What is asked » No images are to be carried over; print all other material exactly as it stands.

━━━ Given data

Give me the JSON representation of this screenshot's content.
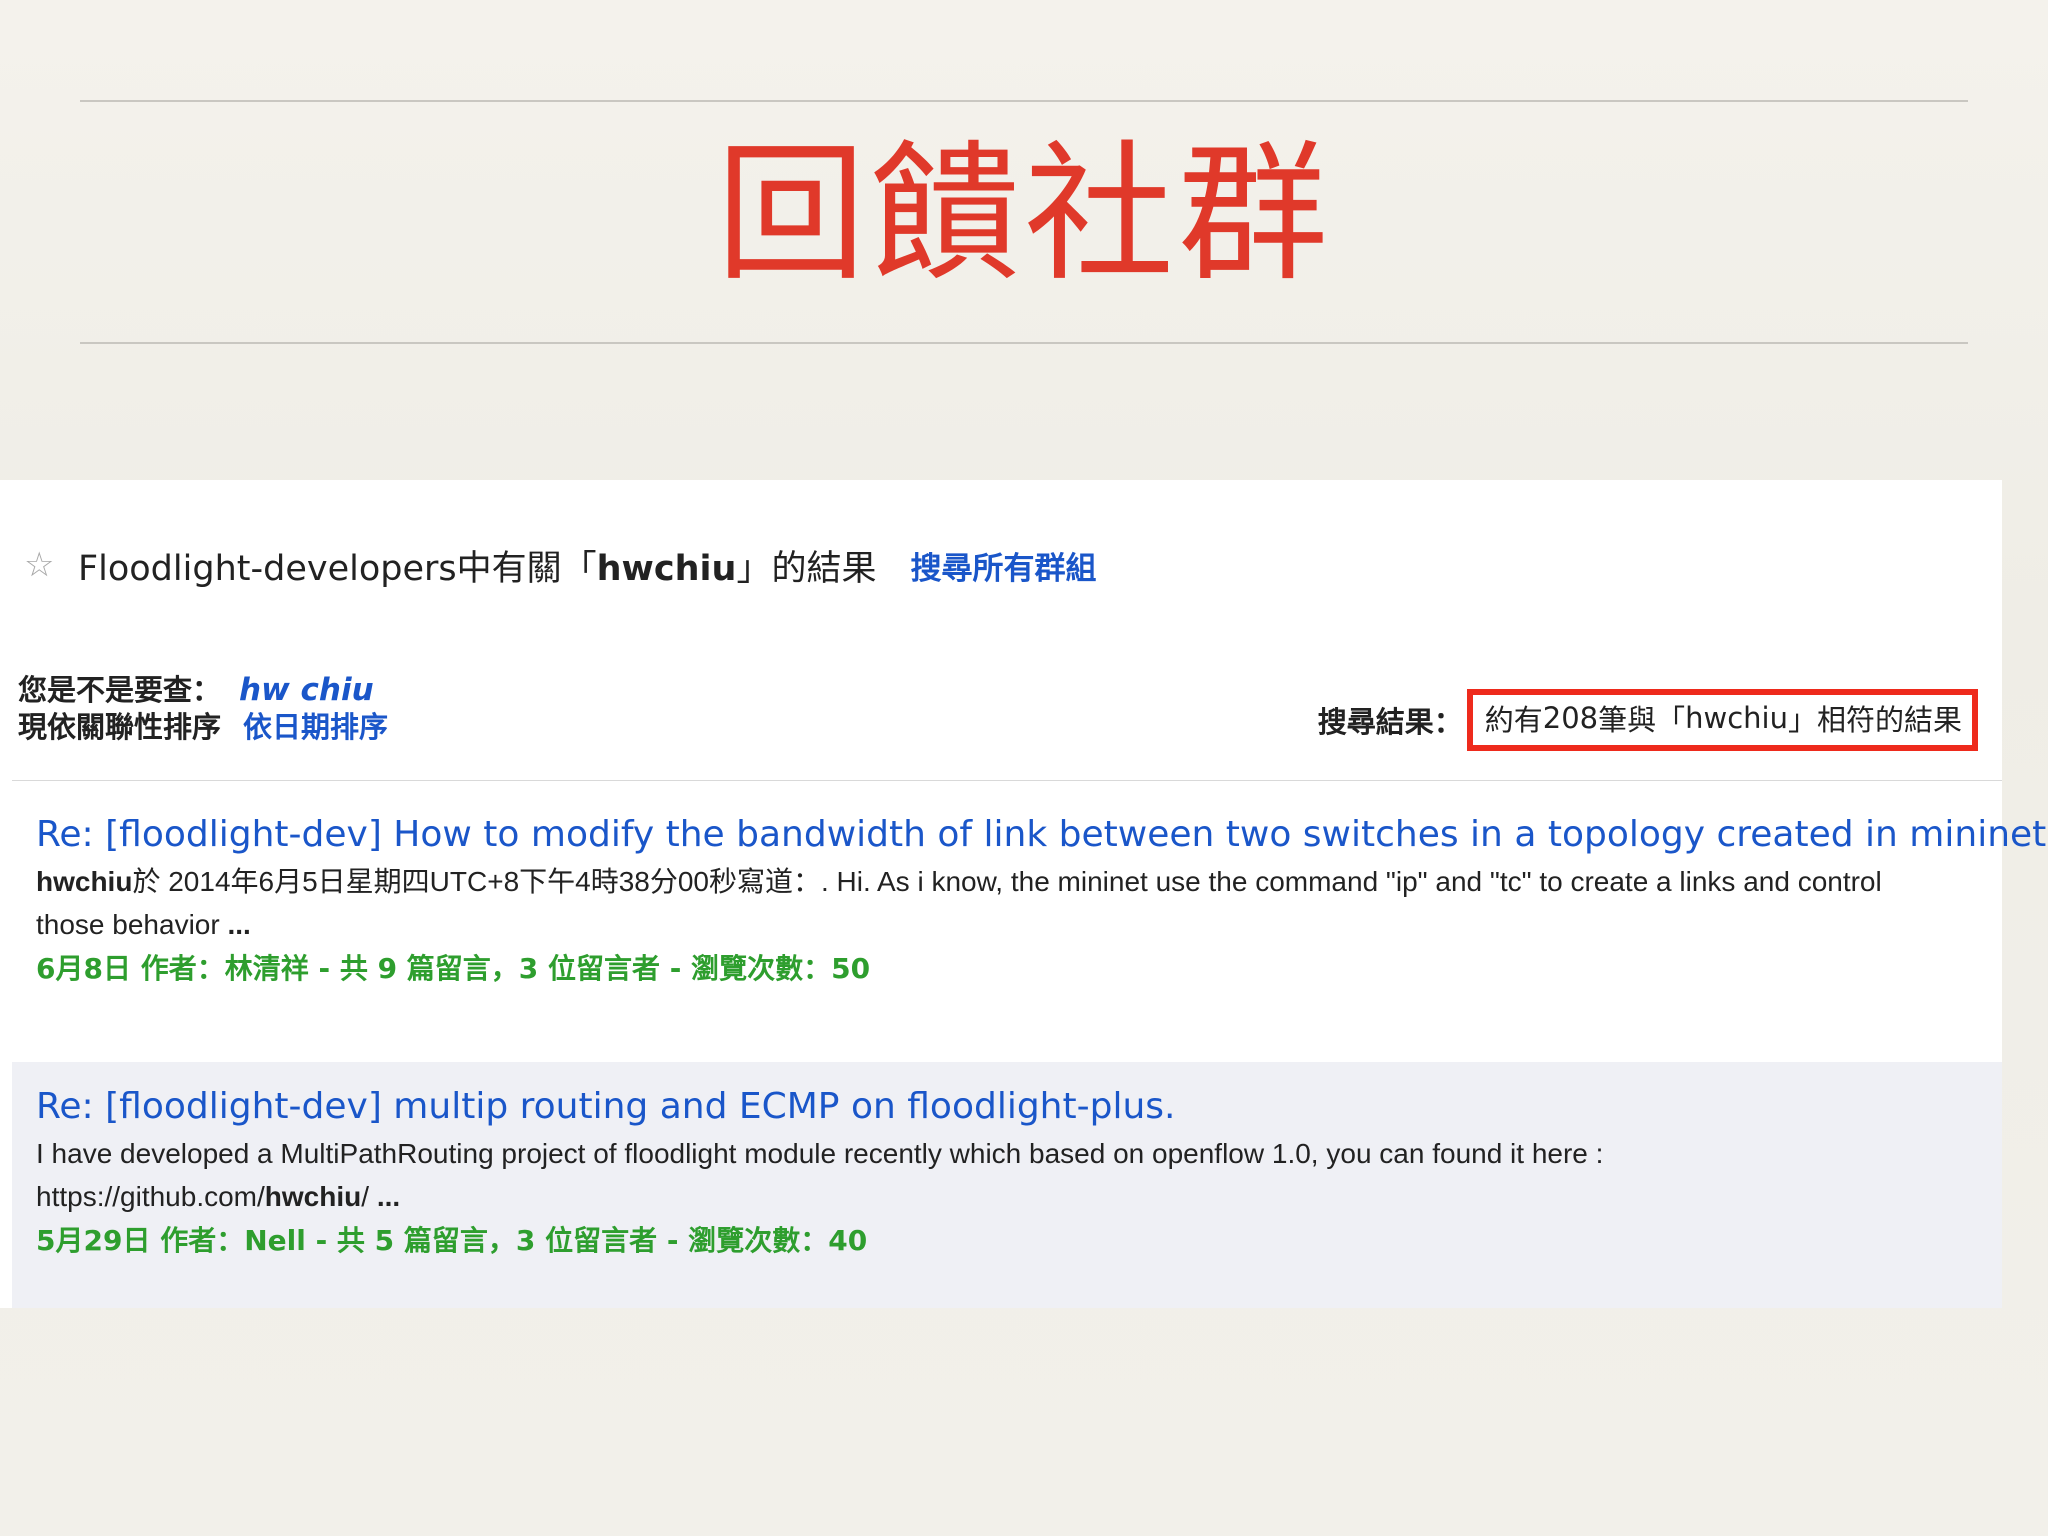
{
  "slide": {
    "title": "回饋社群"
  },
  "group": {
    "title_prefix": "Floodlight-developers中有關「",
    "query": "hwchiu",
    "title_suffix": "」的結果",
    "all_groups_link": "搜尋所有群組"
  },
  "suggestion": {
    "label": "您是不是要查：",
    "link": "hw chiu"
  },
  "sort": {
    "label": "現依關聯性排序",
    "link": "依日期排序"
  },
  "summary": {
    "label": "搜尋結果：",
    "prefix": "約有 ",
    "count": "208",
    "middle": " 筆與「",
    "query": "hwchiu",
    "suffix": "」相符的結果"
  },
  "results": [
    {
      "title": "Re: [floodlight-dev] How to modify the bandwidth of link between two switches in a topology created in mininet.",
      "snippet_author": "hwchiu",
      "snippet_rest": "於 2014年6月5日星期四UTC+8下午4時38分00秒寫道：. Hi. As i know, the mininet use the command \"ip\" and \"tc\" to create a links and control those behavior ",
      "snippet_ellipsis": "...",
      "meta": "6月8日 作者：林清祥 - 共 9 篇留言，3 位留言者 - 瀏覽次數：50"
    },
    {
      "title": "Re: [floodlight-dev] multip routing and ECMP on floodlight-plus.",
      "snippet_start": "I have developed a MultiPathRouting project of floodlight module recently which based on openflow 1.0, you can found it here : https://github.com/",
      "snippet_bold": "hwchiu",
      "snippet_end": "/ ",
      "snippet_ellipsis": "...",
      "meta": "5月29日 作者：Nell - 共 5 篇留言，3 位留言者 - 瀏覽次數：40"
    }
  ],
  "colors": {
    "title_red": "#e0392a",
    "link_blue": "#1a56c9",
    "meta_green": "#2e9e2e",
    "highlight_red": "#ee2a1c"
  },
  "icons": {
    "star": "star-icon"
  }
}
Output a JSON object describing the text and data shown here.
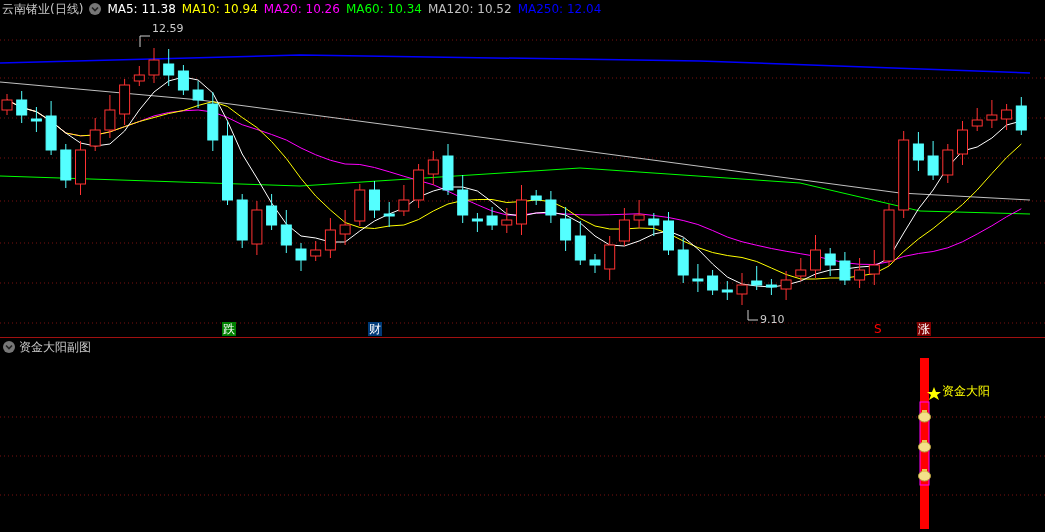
{
  "main_panel": {
    "title": "云南锗业(日线)",
    "indicators": [
      {
        "label": "MA5: 11.38",
        "color": "#ffffff"
      },
      {
        "label": "MA10: 10.94",
        "color": "#ffff00"
      },
      {
        "label": "MA20: 10.26",
        "color": "#ff00ff"
      },
      {
        "label": "MA60: 10.34",
        "color": "#00ff00"
      },
      {
        "label": "MA120: 10.52",
        "color": "#c0c0c0"
      },
      {
        "label": "MA250: 12.04",
        "color": "#0000ff"
      }
    ],
    "high_label": "12.59",
    "low_label": "9.10",
    "signals": [
      {
        "kind": "tag",
        "text": "跌",
        "color": "#008000"
      },
      {
        "kind": "tag",
        "text": "财",
        "color": "#003a78"
      },
      {
        "kind": "plain",
        "text": "S",
        "color": "#ff0000"
      },
      {
        "kind": "tag",
        "text": "涨",
        "color": "#800000"
      }
    ]
  },
  "sub_panel": {
    "title": "资金大阳副图",
    "signal_label": "资金大阳"
  }
}
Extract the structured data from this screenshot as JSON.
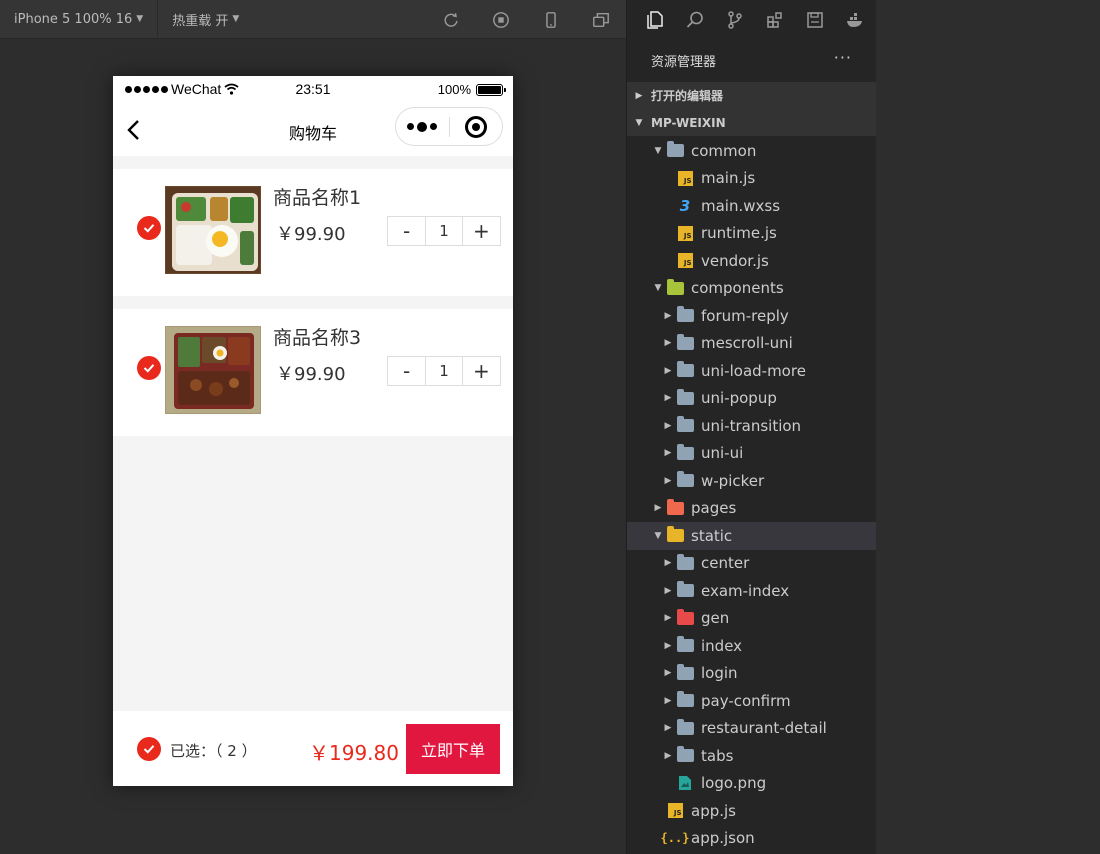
{
  "toolbar": {
    "device_label": "iPhone 5 100% 16",
    "hot_reload_label": "热重载 开",
    "icons": [
      "refresh-icon",
      "stop-icon",
      "phone-icon",
      "window-icon"
    ]
  },
  "phone": {
    "status": {
      "carrier": "WeChat",
      "time": "23:51",
      "battery": "100%"
    },
    "nav": {
      "title": "购物车"
    },
    "items": [
      {
        "name": "商品名称1",
        "price": "￥99.90",
        "qty": "1",
        "minus": "-",
        "plus": "+"
      },
      {
        "name": "商品名称3",
        "price": "￥99.90",
        "qty": "1",
        "minus": "-",
        "plus": "+"
      }
    ],
    "bottom": {
      "selected_text": "已选：（ 2 ）",
      "total": "￥199.80",
      "order_button": "立即下单"
    }
  },
  "explorer": {
    "title": "资源管理器",
    "more": "···",
    "open_editors": "打开的编辑器",
    "project": "MP-WEIXIN",
    "tree": [
      {
        "label": "common",
        "type": "folder-open",
        "level": 0
      },
      {
        "label": "main.js",
        "type": "js",
        "level": 1
      },
      {
        "label": "main.wxss",
        "type": "css",
        "level": 1
      },
      {
        "label": "runtime.js",
        "type": "js",
        "level": 1
      },
      {
        "label": "vendor.js",
        "type": "js",
        "level": 1
      },
      {
        "label": "components",
        "type": "folder-open-green",
        "level": 0
      },
      {
        "label": "forum-reply",
        "type": "folder",
        "level": 1
      },
      {
        "label": "mescroll-uni",
        "type": "folder",
        "level": 1
      },
      {
        "label": "uni-load-more",
        "type": "folder",
        "level": 1
      },
      {
        "label": "uni-popup",
        "type": "folder",
        "level": 1
      },
      {
        "label": "uni-transition",
        "type": "folder",
        "level": 1
      },
      {
        "label": "uni-ui",
        "type": "folder",
        "level": 1
      },
      {
        "label": "w-picker",
        "type": "folder",
        "level": 1
      },
      {
        "label": "pages",
        "type": "folder-pages",
        "level": 0
      },
      {
        "label": "static",
        "type": "folder-open-yellow",
        "level": 0,
        "selected": true
      },
      {
        "label": "center",
        "type": "folder",
        "level": 1
      },
      {
        "label": "exam-index",
        "type": "folder",
        "level": 1
      },
      {
        "label": "gen",
        "type": "folder-red",
        "level": 1
      },
      {
        "label": "index",
        "type": "folder",
        "level": 1
      },
      {
        "label": "login",
        "type": "folder",
        "level": 1
      },
      {
        "label": "pay-confirm",
        "type": "folder",
        "level": 1
      },
      {
        "label": "restaurant-detail",
        "type": "folder",
        "level": 1
      },
      {
        "label": "tabs",
        "type": "folder",
        "level": 1
      },
      {
        "label": "logo.png",
        "type": "image",
        "level": 1
      },
      {
        "label": "app.js",
        "type": "js",
        "level": 0
      },
      {
        "label": "app.json",
        "type": "json",
        "level": 0
      }
    ]
  },
  "colors": {
    "accent_red": "#e8291c",
    "order_button": "#e2173f",
    "explorer_bg": "#252526"
  }
}
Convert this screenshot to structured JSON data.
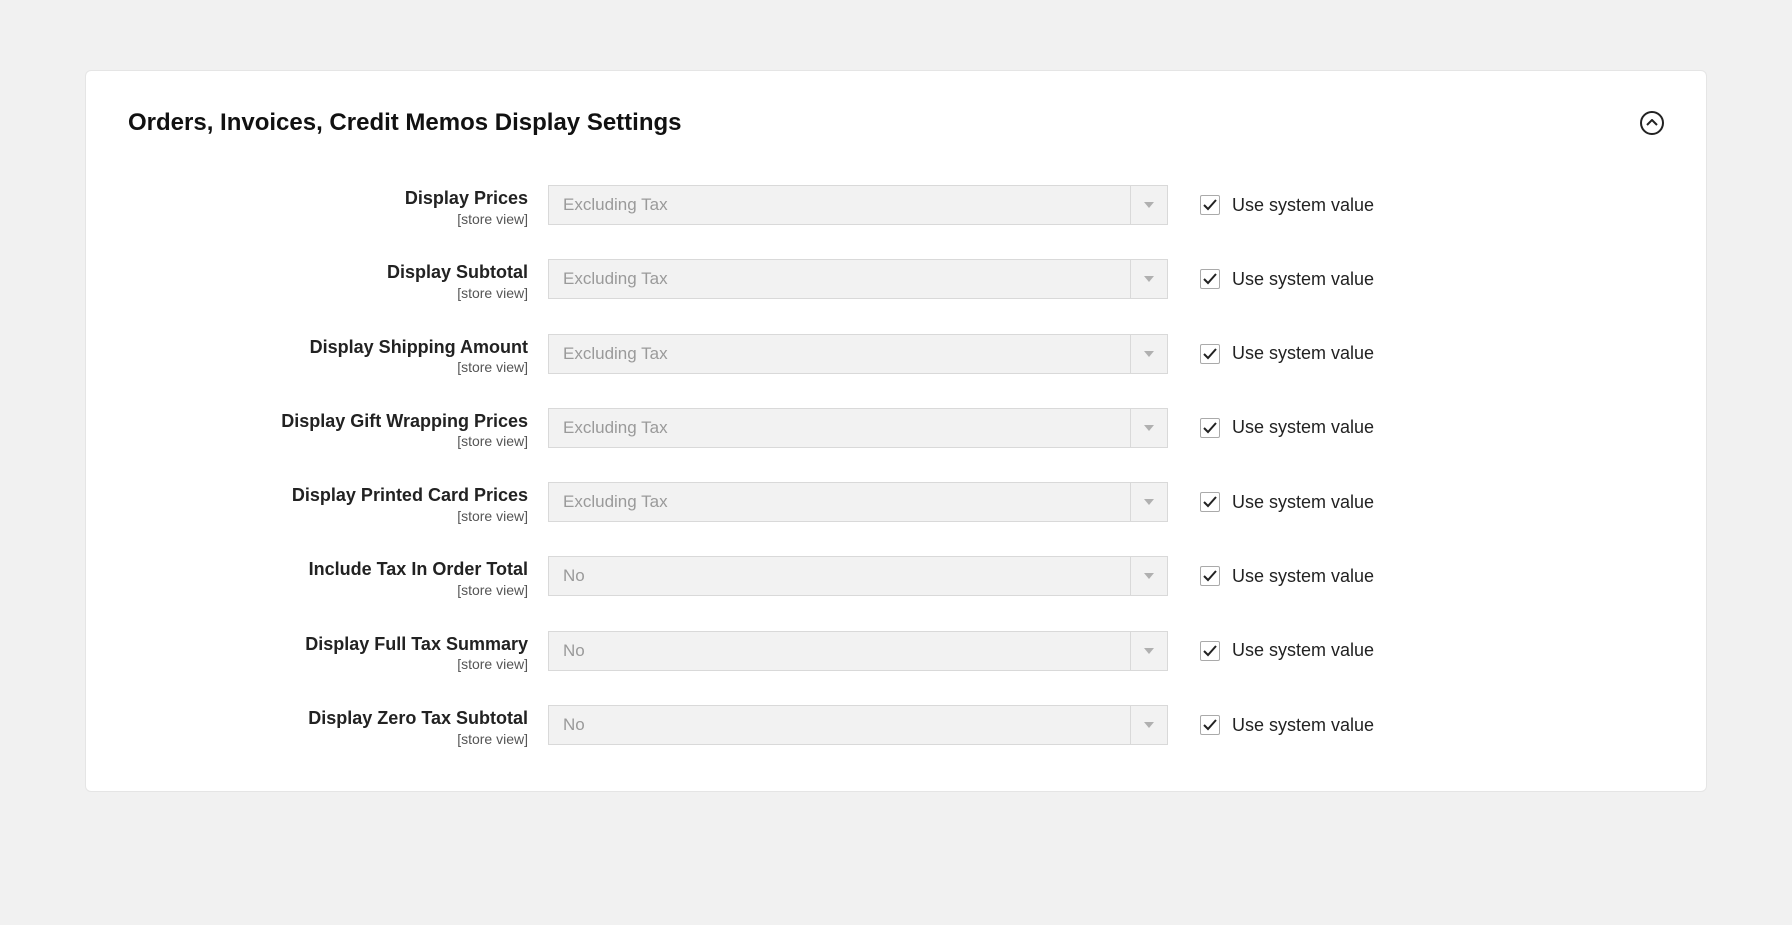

━━━━━━

Task output »
Give me the JSON representation of this screenshot's content.
{
  "slide": {
    "title": "回饋社群"
  },
  "group": {
    "title_prefix": "Floodlight-developers中有關「",
    "query": "hwchiu",
    "title_suffix": "」的結果",
    "all_groups_link": "搜尋所有群組"
  },
  "suggestion": {
    "label": "您是不是要查：",
    "link": "hw chiu"
  },
  "sort": {
    "label": "現依關聯性排序",
    "link": "依日期排序"
  },
  "summary": {
    "label": "搜尋結果：",
    "prefix": "約有 ",
    "count": "208",
    "middle": " 筆與「",
    "query": "hwchiu",
    "suffix": "」相符的結果"
  },
  "results": [
    {
      "title": "Re: [floodlight-dev] How to modify the bandwidth of link between two switches in a topology created in mininet.",
      "snippet_author": "hwchiu",
      "snippet_rest": "於 2014年6月5日星期四UTC+8下午4時38分00秒寫道：. Hi. As i know, the mininet use the command \"ip\" and \"tc\" to create a links and control those behavior ",
      "snippet_ellipsis": "...",
      "meta": "6月8日 作者：林清祥 - 共 9 篇留言，3 位留言者 - 瀏覽次數：50"
    },
    {
      "title": "Re: [floodlight-dev] multip routing and ECMP on floodlight-plus.",
      "snippet_start": "I have developed a MultiPathRouting project of floodlight module recently which based on openflow 1.0, you can found it here : https://github.com/",
      "snippet_bold": "hwchiu",
      "snippet_end": "/ ",
      "snippet_ellipsis": "...",
      "meta": "5月29日 作者：Nell - 共 5 篇留言，3 位留言者 - 瀏覽次數：40"
    }
  ],
  "colors": {
    "title_red": "#e0392a",
    "link_blue": "#1a56c9",
    "meta_green": "#2e9e2e",
    "highlight_red": "#ee2a1c"
  },
  "icons": {
    "star": "star-icon"
  }
}
Output a JSON object describing the text and data shown here.
{
  "main_panel": {
    "title": "云南锗业(日线)",
    "indicators": [
      {
        "label": "MA5: 11.38",
        "color": "#ffffff"
      },
      {
        "label": "MA10: 10.94",
        "color": "#ffff00"
      },
      {
        "label": "MA20: 10.26",
        "color": "#ff00ff"
      },
      {
        "label": "MA60: 10.34",
        "color": "#00ff00"
      },
      {
        "label": "MA120: 10.52",
        "color": "#c0c0c0"
      },
      {
        "label": "MA250: 12.04",
        "color": "#0000ff"
      }
    ],
    "high_label": "12.59",
    "low_label": "9.10",
    "signals": [
      {
        "kind": "tag",
        "text": "跌",
        "color": "#008000"
      },
      {
        "kind": "tag",
        "text": "财",
        "color": "#003a78"
      },
      {
        "kind": "plain",
        "text": "S",
        "color": "#ff0000"
      },
      {
        "kind": "tag",
        "text": "涨",
        "color": "#800000"
      }
    ]
  },
  "sub_panel": {
    "title": "资金大阳副图",
    "signal_label": "资金大阳"
  }
}
Extract the structured data from this screenshot as JSON.
{
  "toolbar": {
    "device_label": "iPhone 5 100% 16",
    "hot_reload_label": "热重载 开",
    "icons": [
      "refresh-icon",
      "stop-icon",
      "phone-icon",
      "window-icon"
    ]
  },
  "phone": {
    "status": {
      "carrier": "WeChat",
      "time": "23:51",
      "battery": "100%"
    },
    "nav": {
      "title": "购物车"
    },
    "items": [
      {
        "name": "商品名称1",
        "price": "￥99.90",
        "qty": "1",
        "minus": "-",
        "plus": "+"
      },
      {
        "name": "商品名称3",
        "price": "￥99.90",
        "qty": "1",
        "minus": "-",
        "plus": "+"
      }
    ],
    "bottom": {
      "selected_text": "已选：（ 2 ）",
      "total": "￥199.80",
      "order_button": "立即下单"
    }
  },
  "explorer": {
    "title": "资源管理器",
    "more": "···",
    "open_editors": "打开的编辑器",
    "project": "MP-WEIXIN",
    "tree": [
      {
        "label": "common",
        "type": "folder-open",
        "level": 0
      },
      {
        "label": "main.js",
        "type": "js",
        "level": 1
      },
      {
        "label": "main.wxss",
        "type": "css",
        "level": 1
      },
      {
        "label": "runtime.js",
        "type": "js",
        "level": 1
      },
      {
        "label": "vendor.js",
        "type": "js",
        "level": 1
      },
      {
        "label": "components",
        "type": "folder-open-green",
        "level": 0
      },
      {
        "label": "forum-reply",
        "type": "folder",
        "level": 1
      },
      {
        "label": "mescroll-uni",
        "type": "folder",
        "level": 1
      },
      {
        "label": "uni-load-more",
        "type": "folder",
        "level": 1
      },
      {
        "label": "uni-popup",
        "type": "folder",
        "level": 1
      },
      {
        "label": "uni-transition",
        "type": "folder",
        "level": 1
      },
      {
        "label": "uni-ui",
        "type": "folder",
        "level": 1
      },
      {
        "label": "w-picker",
        "type": "folder",
        "level": 1
      },
      {
        "label": "pages",
        "type": "folder-pages",
        "level": 0
      },
      {
        "label": "static",
        "type": "folder-open-yellow",
        "level": 0,
        "selected": true
      },
      {
        "label": "center",
        "type": "folder",
        "level": 1
      },
      {
        "label": "exam-index",
        "type": "folder",
        "level": 1
      },
      {
        "label": "gen",
        "type": "folder-red",
        "level": 1
      },
      {
        "label": "index",
        "type": "folder",
        "level": 1
      },
      {
        "label": "login",
        "type": "folder",
        "level": 1
      },
      {
        "label": "pay-confirm",
        "type": "folder",
        "level": 1
      },
      {
        "label": "restaurant-detail",
        "type": "folder",
        "level": 1
      },
      {
        "label": "tabs",
        "type": "folder",
        "level": 1
      },
      {
        "label": "logo.png",
        "type": "image",
        "level": 1
      },
      {
        "label": "app.js",
        "type": "js",
        "level": 0
      },
      {
        "label": "app.json",
        "type": "json",
        "level": 0
      }
    ]
  },
  "colors": {
    "accent_red": "#e8291c",
    "order_button": "#e2173f",
    "explorer_bg": "#252526"
  }
}
Convert this screenshot to structured JSON data.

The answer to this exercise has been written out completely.